WHAT THE EXERCISE ASKS
Copy out every line of the records where the string "JSON" occurs.

· · · · · · ·

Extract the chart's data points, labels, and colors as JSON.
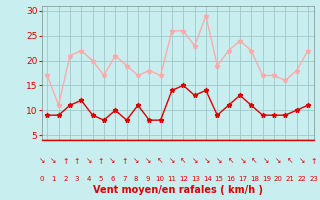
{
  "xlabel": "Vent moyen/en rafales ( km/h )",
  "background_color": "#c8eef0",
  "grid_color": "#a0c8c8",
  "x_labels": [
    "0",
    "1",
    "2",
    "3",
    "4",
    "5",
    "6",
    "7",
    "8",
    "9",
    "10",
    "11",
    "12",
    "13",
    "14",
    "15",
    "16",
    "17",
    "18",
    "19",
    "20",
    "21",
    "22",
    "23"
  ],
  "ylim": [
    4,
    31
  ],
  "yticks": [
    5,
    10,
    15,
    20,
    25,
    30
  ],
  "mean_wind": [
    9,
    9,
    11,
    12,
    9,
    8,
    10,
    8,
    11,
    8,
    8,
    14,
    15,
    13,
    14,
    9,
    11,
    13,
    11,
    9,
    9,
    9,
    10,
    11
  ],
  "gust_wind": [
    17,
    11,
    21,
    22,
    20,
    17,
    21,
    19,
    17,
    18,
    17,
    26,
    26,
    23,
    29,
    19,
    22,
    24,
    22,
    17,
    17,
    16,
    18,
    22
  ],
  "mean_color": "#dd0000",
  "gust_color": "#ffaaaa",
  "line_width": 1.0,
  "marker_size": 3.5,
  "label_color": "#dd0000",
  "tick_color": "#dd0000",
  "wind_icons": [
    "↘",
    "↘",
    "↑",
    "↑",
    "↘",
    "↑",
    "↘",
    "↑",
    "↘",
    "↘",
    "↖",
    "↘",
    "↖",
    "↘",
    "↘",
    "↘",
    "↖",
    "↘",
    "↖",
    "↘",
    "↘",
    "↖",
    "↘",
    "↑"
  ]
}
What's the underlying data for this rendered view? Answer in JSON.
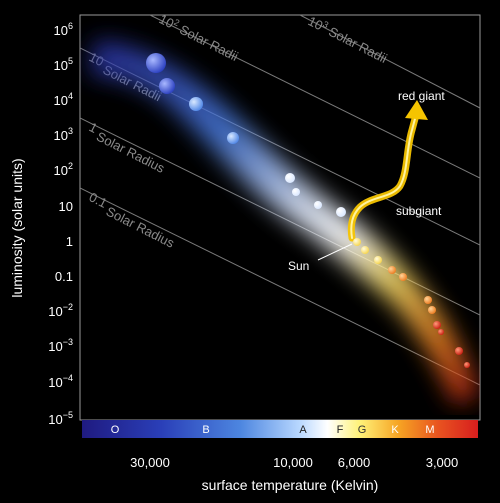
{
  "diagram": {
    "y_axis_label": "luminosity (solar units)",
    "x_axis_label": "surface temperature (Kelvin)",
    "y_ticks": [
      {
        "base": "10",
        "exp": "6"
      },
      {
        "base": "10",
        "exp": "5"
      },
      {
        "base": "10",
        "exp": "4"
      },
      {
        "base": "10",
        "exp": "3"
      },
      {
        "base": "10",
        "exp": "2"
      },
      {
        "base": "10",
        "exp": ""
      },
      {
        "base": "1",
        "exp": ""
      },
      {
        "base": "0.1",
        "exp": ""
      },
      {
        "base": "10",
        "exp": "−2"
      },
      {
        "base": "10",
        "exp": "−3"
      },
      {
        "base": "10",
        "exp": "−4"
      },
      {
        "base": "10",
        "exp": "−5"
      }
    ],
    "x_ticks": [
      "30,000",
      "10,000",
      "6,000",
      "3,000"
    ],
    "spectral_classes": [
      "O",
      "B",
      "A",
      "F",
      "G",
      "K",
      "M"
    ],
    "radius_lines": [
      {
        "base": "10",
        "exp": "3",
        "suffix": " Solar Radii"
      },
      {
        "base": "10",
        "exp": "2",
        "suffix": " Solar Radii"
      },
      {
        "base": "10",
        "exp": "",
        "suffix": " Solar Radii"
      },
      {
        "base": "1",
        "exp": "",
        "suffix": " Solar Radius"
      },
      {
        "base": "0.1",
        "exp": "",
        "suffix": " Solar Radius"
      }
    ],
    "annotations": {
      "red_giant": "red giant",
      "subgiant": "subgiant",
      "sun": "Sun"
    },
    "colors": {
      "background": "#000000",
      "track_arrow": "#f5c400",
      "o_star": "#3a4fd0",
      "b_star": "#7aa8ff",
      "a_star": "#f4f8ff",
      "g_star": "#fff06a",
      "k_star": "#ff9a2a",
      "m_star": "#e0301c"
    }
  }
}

· · · · · · ·

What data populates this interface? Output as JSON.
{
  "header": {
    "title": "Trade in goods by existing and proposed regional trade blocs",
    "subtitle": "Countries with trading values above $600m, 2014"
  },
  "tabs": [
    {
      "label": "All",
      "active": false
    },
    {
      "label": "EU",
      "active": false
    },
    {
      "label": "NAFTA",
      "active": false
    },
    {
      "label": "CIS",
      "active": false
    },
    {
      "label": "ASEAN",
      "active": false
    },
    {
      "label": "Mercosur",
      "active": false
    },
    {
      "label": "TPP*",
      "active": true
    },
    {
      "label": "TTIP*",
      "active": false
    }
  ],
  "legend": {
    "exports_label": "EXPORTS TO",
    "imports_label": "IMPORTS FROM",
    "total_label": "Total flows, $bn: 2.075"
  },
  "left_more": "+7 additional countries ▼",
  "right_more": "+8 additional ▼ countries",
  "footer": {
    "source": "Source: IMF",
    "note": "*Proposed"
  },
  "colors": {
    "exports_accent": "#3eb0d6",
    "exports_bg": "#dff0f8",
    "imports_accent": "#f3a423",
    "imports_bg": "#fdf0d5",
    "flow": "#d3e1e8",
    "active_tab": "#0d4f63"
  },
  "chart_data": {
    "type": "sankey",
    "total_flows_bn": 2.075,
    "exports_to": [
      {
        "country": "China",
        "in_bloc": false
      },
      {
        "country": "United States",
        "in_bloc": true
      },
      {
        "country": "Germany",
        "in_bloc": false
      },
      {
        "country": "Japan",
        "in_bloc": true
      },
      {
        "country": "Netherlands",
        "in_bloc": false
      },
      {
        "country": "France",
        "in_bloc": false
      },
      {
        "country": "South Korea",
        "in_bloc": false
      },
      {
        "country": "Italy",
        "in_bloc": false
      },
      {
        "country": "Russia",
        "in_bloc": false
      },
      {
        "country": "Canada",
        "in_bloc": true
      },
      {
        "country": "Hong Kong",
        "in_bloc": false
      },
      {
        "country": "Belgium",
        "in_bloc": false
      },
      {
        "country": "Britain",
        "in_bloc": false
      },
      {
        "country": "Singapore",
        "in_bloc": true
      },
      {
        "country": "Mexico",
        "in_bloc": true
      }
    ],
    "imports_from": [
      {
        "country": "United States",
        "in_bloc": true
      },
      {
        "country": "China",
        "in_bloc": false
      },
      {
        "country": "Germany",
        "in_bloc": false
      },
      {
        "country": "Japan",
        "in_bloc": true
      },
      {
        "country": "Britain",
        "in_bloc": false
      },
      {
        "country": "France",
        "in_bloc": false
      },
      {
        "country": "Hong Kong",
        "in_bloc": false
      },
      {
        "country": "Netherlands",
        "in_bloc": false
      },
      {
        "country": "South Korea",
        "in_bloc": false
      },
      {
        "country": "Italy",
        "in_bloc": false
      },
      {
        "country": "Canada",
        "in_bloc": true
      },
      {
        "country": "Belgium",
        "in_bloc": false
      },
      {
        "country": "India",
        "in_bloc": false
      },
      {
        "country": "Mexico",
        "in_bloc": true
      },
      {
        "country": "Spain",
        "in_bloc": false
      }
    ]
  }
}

· · · · · · ·

OUTPUT OF THE TASK
Extract the chart's data points, labels, and colors as JSON.
What's the underlying data for this rendered view? Answer in JSON.
What data populates this interface? Output as JSON.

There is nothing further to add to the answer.